### [Exercise requirements]
Take every line from the material that has the word "your" in it.
══ Data for this task ══
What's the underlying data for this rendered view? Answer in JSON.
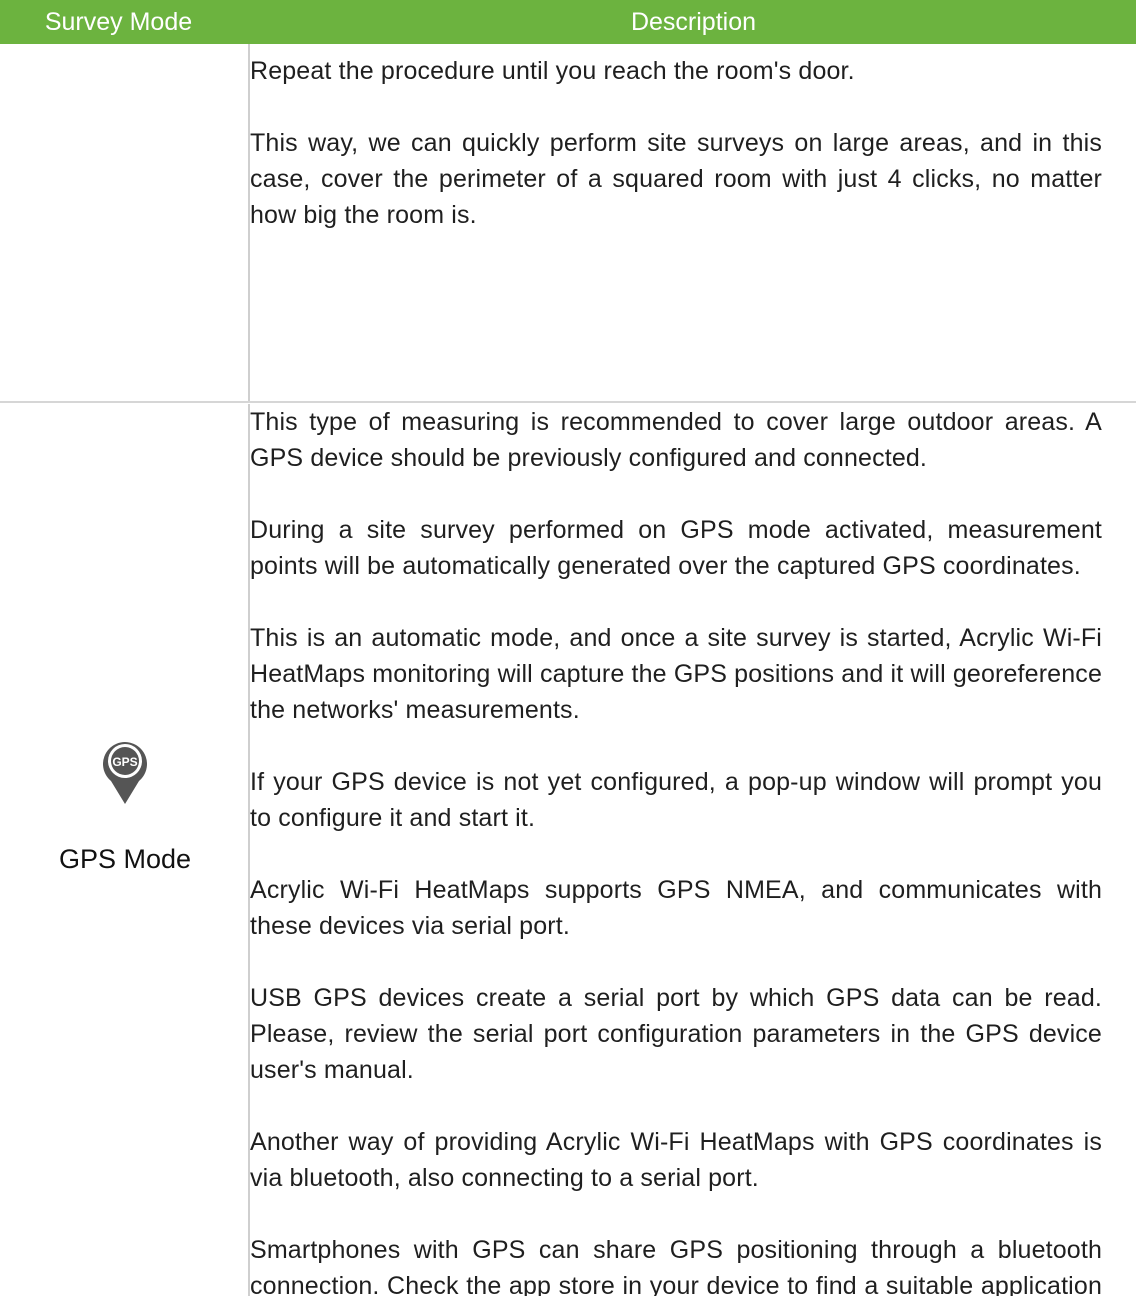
{
  "table": {
    "header": {
      "survey_mode": "Survey Mode",
      "description": "Description",
      "background_color": "#6cb33f",
      "text_color": "#ffffff"
    },
    "rows": [
      {
        "mode_label": "",
        "paragraphs": [
          "Repeat the procedure until you reach the room's door.",
          "This way, we can quickly perform site surveys on large areas, and in this case, cover the perimeter of a squared room with just 4 clicks, no matter how big the room is."
        ]
      },
      {
        "mode_label": "GPS Mode",
        "icon": "gps-pin-icon",
        "icon_text": "GPS",
        "paragraphs": [
          "This type of measuring is recommended to cover large outdoor areas. A GPS device should be previously configured and connected.",
          "During a site survey performed on GPS mode activated, measurement points will be automatically generated over the captured GPS coordinates.",
          "This is an automatic mode, and once a site survey is started, Acrylic Wi-Fi HeatMaps monitoring will capture the GPS positions and it will georeference the networks' measurements.",
          "If your GPS device is not yet configured, a pop-up window will prompt you to configure it and start it.",
          "Acrylic Wi-Fi HeatMaps supports GPS NMEA, and communicates with these devices via serial port.",
          "USB GPS devices create a serial port by which GPS data can be read. Please, review the serial port configuration parameters in the GPS device user's manual.",
          "Another way of providing Acrylic Wi-Fi HeatMaps with GPS coordinates is via bluetooth, also connecting to a serial port.",
          "Smartphones with GPS can share GPS positioning through a bluetooth connection. Check the app store in your device to find a suitable application for this use."
        ]
      }
    ]
  }
}
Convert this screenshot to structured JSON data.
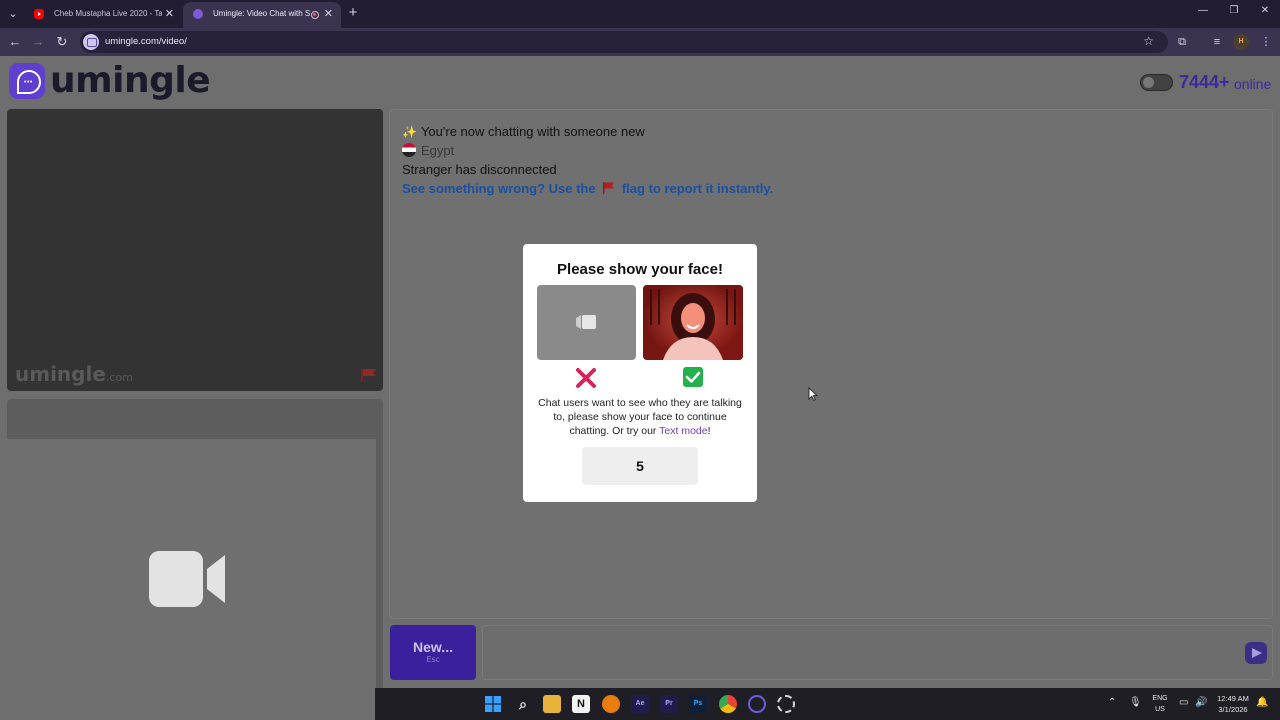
{
  "browser": {
    "tabs": [
      {
        "title": "Cheb Mustapha Live 2020 - Tay"
      },
      {
        "title": "Umingle: Video Chat with S"
      }
    ],
    "url": "umingle.com/video/",
    "profile_initial": "H"
  },
  "header": {
    "logo_text": "umingle",
    "online_count": "7444+",
    "online_label": "online"
  },
  "stranger_video": {
    "watermark": "umingle",
    "watermark_suffix": ".com"
  },
  "chat": {
    "messages": [
      {
        "text": "You're now chatting with someone new",
        "icon": "sparkles-icon"
      },
      {
        "text": "Egypt",
        "icon": "egypt-flag-icon"
      },
      {
        "text": "Stranger has disconnected"
      },
      {
        "text_before": "See something wrong? Use the",
        "text_after": "flag to report it instantly.",
        "icon": "red-flag-icon"
      }
    ],
    "new_button": {
      "label": "New...",
      "shortcut": "Esc"
    }
  },
  "modal": {
    "title": "Please show your face!",
    "body_before": "Chat users want to see who they are talking to, please show your face to continue chatting. Or try our",
    "link_text": "Text mode",
    "body_after": "!",
    "countdown": "5"
  },
  "taskbar": {
    "lang_top": "ENG",
    "lang_bottom": "US",
    "time": "12:49 AM",
    "date": "3/1/2026"
  },
  "colors": {
    "brand": "#5e3fcf",
    "online": "#3b2a9c",
    "report_link": "#1b4f9e",
    "check": "#23b14d",
    "cross": "#d6245a"
  }
}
═══
### [The response]
          "If your GPS device is not yet configured, a pop-up window will prompt you to configure it and start it.",
          "Smartphones with GPS can share GPS positioning through a bluetooth connection. Check the app store in your device to find a suitable application for this use."
    "title": "Please show your face!",
    "body_before": "Chat users want to see who they are talking to, please show your face to continue chatting. Or try our",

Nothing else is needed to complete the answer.